** Begin Exercise data **
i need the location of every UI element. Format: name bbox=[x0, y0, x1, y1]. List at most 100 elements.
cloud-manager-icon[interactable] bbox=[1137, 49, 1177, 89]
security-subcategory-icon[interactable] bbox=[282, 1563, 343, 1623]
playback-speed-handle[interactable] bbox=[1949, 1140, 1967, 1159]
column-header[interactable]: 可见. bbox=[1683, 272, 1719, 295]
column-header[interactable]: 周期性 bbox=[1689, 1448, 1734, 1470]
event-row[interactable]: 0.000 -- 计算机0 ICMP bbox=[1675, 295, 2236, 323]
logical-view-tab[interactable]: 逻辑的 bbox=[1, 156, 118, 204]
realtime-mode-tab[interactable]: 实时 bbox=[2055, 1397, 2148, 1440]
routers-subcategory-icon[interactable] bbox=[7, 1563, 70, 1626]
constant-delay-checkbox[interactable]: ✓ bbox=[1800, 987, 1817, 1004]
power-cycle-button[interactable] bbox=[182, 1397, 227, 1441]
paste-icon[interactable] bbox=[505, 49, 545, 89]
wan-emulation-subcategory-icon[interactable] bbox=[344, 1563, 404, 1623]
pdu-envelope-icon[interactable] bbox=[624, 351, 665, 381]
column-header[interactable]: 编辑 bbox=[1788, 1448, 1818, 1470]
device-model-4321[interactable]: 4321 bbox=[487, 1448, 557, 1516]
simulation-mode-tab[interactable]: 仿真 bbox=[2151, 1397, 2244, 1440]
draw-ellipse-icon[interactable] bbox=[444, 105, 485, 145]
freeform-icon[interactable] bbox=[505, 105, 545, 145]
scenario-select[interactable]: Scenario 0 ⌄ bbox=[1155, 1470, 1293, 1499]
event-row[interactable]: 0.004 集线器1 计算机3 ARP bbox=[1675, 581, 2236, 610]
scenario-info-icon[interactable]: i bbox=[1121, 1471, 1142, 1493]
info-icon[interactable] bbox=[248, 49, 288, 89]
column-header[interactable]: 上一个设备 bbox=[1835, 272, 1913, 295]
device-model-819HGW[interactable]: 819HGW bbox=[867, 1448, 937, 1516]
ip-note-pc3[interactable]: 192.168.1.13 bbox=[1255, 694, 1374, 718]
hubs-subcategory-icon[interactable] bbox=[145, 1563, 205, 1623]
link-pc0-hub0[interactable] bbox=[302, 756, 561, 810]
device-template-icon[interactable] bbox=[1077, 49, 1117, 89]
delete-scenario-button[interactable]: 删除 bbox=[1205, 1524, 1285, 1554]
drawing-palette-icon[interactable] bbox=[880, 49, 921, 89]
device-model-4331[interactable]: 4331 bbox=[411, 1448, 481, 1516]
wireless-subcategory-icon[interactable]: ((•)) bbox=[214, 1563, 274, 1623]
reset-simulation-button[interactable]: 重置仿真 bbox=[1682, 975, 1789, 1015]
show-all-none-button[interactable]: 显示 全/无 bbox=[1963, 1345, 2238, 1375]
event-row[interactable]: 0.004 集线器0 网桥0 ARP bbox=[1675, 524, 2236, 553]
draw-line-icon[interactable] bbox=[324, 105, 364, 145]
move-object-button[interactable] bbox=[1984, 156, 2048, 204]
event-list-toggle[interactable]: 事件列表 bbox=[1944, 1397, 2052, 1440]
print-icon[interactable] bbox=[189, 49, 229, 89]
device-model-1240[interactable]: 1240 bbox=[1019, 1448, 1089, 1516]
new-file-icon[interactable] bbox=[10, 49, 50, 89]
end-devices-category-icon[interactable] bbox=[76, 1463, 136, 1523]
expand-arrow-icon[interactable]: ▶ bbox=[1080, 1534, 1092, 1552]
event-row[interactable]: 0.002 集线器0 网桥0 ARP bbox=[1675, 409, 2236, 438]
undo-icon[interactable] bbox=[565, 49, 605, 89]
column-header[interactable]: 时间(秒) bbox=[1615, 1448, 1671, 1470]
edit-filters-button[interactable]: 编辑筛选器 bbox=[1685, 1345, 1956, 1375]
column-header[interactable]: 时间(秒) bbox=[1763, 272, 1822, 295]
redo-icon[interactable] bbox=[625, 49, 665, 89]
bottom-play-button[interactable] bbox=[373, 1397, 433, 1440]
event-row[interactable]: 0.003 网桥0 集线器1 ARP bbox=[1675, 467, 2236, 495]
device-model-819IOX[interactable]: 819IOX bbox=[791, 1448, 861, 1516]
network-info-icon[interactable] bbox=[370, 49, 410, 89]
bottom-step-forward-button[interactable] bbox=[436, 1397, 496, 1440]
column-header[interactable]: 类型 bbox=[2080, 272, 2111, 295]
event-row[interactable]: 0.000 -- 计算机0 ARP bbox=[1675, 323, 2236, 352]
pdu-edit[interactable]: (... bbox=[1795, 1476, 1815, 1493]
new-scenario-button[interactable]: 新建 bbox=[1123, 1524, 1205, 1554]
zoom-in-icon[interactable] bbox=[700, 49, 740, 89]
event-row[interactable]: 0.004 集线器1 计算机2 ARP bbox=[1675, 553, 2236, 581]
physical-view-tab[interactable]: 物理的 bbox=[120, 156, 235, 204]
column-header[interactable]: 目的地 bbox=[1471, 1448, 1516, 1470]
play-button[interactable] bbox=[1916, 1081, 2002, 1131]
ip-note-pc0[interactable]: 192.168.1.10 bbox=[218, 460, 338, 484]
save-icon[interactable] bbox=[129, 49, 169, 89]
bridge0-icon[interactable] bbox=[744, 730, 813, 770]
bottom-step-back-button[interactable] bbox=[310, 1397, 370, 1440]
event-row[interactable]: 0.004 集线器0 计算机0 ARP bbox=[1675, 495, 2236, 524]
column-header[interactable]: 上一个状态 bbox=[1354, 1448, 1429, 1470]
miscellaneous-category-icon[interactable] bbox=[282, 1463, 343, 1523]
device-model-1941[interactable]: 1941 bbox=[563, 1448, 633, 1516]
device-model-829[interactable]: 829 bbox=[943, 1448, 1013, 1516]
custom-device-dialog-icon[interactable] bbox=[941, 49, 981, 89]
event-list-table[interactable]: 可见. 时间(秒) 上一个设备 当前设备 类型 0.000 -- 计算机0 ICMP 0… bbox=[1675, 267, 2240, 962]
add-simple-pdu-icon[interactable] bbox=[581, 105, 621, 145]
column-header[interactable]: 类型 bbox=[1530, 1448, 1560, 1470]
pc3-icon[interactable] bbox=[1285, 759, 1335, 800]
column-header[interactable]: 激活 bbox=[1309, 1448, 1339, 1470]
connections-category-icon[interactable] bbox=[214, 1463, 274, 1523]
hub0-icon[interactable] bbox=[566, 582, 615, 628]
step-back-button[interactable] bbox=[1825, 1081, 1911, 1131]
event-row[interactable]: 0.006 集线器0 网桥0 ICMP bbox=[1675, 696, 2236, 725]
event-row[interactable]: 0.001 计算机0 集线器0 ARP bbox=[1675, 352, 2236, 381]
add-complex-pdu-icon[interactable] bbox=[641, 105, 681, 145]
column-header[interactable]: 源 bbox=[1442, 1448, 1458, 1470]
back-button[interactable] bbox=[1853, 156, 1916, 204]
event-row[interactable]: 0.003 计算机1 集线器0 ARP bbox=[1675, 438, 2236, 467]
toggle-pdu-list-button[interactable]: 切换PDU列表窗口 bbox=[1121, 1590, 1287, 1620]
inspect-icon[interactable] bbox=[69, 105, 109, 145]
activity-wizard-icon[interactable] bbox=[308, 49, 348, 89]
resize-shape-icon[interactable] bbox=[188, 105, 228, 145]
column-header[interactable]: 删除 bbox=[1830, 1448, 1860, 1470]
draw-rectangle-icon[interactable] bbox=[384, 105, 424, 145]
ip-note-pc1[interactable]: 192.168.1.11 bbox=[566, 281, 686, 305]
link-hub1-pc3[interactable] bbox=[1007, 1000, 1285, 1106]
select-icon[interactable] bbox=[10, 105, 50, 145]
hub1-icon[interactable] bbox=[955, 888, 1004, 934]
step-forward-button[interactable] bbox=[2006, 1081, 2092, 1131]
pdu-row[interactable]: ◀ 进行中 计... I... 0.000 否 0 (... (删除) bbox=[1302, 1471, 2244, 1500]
** End Exercise data **
Task statement:
Update the records from the start down to the line that contains "logical-view-tab[interactable]: 逻辑的 bbox=[1, 156, 118, 204]", replacing "column-header" with "table-header" and keeping everything else the same.

Correct result:
i need the location of every UI element. Format: name bbox=[x0, y0, x1, y1]. List at most 100 elements.
cloud-manager-icon[interactable] bbox=[1137, 49, 1177, 89]
security-subcategory-icon[interactable] bbox=[282, 1563, 343, 1623]
playback-speed-handle[interactable] bbox=[1949, 1140, 1967, 1159]
table-header[interactable]: 可见. bbox=[1683, 272, 1719, 295]
table-header[interactable]: 周期性 bbox=[1689, 1448, 1734, 1470]
event-row[interactable]: 0.000 -- 计算机0 ICMP bbox=[1675, 295, 2236, 323]
logical-view-tab[interactable]: 逻辑的 bbox=[1, 156, 118, 204]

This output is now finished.